-- Data for this exercise --
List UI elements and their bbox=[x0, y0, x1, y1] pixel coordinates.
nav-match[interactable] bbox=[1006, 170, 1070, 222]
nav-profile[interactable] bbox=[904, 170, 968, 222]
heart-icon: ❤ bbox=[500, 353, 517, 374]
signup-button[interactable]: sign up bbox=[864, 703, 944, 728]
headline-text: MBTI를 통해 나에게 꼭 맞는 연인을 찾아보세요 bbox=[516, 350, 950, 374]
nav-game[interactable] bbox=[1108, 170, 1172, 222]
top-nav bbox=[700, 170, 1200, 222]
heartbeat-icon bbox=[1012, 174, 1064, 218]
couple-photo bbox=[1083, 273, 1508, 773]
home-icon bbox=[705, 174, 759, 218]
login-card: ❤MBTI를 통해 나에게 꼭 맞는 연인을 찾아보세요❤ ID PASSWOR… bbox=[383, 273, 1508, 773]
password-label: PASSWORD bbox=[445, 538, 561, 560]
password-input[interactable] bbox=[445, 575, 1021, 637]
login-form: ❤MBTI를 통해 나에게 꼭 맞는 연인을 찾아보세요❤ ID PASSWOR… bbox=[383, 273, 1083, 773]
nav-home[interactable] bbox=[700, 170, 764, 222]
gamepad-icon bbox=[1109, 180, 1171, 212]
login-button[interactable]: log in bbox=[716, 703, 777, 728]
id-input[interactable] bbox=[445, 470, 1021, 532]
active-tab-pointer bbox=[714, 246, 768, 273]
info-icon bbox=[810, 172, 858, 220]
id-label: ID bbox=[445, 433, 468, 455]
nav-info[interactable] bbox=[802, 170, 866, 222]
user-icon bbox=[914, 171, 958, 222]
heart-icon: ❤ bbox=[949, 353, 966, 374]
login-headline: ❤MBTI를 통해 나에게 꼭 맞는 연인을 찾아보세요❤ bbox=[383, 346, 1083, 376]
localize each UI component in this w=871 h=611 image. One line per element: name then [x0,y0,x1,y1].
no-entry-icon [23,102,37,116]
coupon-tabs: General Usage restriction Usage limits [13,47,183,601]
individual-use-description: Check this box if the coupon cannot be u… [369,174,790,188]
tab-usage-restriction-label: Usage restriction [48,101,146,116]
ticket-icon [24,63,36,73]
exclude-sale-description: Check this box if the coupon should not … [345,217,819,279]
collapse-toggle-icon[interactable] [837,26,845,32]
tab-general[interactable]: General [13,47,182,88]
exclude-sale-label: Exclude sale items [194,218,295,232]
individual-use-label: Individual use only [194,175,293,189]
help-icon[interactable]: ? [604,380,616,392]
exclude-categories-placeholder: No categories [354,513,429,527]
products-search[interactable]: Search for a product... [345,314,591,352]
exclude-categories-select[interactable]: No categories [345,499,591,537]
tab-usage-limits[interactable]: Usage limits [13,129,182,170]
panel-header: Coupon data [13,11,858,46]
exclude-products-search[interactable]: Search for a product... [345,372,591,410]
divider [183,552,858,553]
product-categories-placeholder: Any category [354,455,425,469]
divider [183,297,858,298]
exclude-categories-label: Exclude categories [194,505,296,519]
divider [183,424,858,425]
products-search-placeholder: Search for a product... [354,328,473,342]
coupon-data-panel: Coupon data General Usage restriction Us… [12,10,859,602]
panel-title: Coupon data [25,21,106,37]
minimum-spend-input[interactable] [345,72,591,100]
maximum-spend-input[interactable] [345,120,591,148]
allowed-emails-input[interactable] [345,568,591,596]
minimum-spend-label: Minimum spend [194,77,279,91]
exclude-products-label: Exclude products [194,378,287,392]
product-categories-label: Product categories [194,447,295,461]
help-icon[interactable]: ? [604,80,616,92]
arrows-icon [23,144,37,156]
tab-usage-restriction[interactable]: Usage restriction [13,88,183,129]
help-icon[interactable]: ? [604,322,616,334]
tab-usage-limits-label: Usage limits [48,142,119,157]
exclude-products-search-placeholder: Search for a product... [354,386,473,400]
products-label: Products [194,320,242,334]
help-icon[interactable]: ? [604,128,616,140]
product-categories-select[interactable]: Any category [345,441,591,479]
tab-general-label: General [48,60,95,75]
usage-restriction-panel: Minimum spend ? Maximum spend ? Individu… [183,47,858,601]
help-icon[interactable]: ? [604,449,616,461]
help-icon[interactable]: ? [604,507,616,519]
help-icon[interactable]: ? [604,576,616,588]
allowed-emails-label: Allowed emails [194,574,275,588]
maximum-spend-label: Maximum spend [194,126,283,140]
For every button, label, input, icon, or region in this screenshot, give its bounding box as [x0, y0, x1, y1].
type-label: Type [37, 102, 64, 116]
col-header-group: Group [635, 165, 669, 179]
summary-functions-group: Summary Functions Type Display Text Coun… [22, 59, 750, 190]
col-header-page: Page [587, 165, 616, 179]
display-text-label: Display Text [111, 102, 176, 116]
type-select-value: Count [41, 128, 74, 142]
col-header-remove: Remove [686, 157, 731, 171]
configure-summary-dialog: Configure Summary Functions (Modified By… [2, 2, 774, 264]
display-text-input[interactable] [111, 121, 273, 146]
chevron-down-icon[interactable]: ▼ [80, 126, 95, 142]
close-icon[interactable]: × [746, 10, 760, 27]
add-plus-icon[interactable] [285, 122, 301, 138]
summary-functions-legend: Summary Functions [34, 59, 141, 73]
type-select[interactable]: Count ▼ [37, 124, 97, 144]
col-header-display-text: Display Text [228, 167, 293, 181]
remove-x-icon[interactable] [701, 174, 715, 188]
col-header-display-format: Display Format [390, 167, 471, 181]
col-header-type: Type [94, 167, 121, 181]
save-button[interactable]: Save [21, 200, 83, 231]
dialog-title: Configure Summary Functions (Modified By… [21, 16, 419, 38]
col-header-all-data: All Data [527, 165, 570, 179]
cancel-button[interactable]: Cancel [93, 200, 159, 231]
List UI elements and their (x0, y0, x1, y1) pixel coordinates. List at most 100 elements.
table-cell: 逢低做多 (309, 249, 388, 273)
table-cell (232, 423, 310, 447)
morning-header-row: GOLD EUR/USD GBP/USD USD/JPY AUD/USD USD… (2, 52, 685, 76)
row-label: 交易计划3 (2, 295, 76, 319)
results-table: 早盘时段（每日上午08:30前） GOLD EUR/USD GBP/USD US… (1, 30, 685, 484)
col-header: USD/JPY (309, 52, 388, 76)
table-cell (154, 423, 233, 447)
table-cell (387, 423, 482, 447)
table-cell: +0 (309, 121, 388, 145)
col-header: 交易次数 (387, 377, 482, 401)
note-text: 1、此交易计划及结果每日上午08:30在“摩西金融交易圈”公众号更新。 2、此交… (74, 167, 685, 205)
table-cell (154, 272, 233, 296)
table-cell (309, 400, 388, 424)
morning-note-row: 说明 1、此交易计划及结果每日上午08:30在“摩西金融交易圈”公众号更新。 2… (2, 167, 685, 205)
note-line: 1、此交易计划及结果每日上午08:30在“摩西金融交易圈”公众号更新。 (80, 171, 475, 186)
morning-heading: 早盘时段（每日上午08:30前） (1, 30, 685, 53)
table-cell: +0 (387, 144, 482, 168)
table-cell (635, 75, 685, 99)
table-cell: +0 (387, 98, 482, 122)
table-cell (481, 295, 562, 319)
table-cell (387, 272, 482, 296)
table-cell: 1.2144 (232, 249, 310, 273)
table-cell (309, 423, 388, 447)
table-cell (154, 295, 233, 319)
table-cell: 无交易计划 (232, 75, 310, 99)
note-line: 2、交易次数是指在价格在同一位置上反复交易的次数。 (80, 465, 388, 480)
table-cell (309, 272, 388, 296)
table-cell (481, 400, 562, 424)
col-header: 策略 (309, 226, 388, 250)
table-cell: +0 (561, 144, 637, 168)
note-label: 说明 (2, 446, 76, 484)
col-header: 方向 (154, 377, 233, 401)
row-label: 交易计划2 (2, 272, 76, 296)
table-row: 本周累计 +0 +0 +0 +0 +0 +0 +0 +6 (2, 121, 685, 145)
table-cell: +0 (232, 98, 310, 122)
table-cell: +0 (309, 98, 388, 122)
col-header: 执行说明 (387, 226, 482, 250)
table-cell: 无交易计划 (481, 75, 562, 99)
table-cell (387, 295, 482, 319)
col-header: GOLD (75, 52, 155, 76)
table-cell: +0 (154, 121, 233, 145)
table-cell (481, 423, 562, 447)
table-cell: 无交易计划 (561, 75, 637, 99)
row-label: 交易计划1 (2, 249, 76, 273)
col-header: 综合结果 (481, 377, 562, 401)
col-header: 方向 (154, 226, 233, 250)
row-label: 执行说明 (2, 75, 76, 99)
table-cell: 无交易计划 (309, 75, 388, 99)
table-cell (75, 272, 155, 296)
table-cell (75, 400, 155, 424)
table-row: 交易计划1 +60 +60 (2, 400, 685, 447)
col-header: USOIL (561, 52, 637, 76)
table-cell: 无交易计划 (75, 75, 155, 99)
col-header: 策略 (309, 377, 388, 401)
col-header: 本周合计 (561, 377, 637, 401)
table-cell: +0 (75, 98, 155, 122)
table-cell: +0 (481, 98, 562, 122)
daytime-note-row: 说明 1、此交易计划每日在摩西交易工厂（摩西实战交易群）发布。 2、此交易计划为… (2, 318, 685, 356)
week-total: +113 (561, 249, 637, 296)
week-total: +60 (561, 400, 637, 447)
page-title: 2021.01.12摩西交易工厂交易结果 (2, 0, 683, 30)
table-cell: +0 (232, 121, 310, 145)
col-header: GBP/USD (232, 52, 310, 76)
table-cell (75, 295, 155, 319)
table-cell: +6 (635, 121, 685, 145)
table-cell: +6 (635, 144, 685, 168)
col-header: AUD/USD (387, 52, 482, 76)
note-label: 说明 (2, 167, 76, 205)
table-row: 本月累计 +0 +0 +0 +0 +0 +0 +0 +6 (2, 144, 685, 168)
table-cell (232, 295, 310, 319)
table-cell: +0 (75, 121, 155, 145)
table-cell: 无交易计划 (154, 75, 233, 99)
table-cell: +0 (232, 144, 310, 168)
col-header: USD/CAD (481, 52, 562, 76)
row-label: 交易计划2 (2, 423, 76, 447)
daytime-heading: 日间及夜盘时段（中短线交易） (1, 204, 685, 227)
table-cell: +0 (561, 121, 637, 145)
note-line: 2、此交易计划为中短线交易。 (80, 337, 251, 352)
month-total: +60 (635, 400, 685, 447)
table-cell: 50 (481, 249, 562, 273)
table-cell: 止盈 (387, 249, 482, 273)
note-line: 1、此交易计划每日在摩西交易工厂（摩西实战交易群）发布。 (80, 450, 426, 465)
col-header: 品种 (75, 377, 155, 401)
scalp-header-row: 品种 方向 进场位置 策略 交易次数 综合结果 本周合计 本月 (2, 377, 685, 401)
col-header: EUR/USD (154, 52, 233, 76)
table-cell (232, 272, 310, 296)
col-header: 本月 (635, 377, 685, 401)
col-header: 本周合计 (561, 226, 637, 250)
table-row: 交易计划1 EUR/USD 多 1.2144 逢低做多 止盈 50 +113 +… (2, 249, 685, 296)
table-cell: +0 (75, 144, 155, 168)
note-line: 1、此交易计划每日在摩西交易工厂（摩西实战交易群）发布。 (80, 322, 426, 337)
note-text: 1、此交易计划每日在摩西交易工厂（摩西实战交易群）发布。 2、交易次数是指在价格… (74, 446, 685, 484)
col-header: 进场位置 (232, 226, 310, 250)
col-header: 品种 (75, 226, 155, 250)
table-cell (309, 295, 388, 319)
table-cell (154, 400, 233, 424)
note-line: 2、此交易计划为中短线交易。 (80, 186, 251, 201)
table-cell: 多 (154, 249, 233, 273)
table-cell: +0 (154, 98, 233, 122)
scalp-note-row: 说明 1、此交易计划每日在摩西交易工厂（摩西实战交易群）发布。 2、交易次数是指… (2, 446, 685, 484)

-- Written request --
Can you retype the material starting with the first line and going on through the line with "password-input[interactable] bbox=[445, 575, 1021, 637]"?

-- Solution to the problem --
List UI elements and their bbox=[x0, y0, x1, y1] pixel coordinates.
nav-match[interactable] bbox=[1006, 170, 1070, 222]
nav-profile[interactable] bbox=[904, 170, 968, 222]
heart-icon: ❤ bbox=[500, 353, 517, 374]
signup-button[interactable]: sign up bbox=[864, 703, 944, 728]
headline-text: MBTI를 통해 나에게 꼭 맞는 연인을 찾아보세요 bbox=[516, 350, 950, 374]
nav-game[interactable] bbox=[1108, 170, 1172, 222]
top-nav bbox=[700, 170, 1200, 222]
heartbeat-icon bbox=[1012, 174, 1064, 218]
couple-photo bbox=[1083, 273, 1508, 773]
home-icon bbox=[705, 174, 759, 218]
login-card: ❤MBTI를 통해 나에게 꼭 맞는 연인을 찾아보세요❤ ID PASSWOR… bbox=[383, 273, 1508, 773]
password-label: PASSWORD bbox=[445, 538, 561, 560]
password-input[interactable] bbox=[445, 575, 1021, 637]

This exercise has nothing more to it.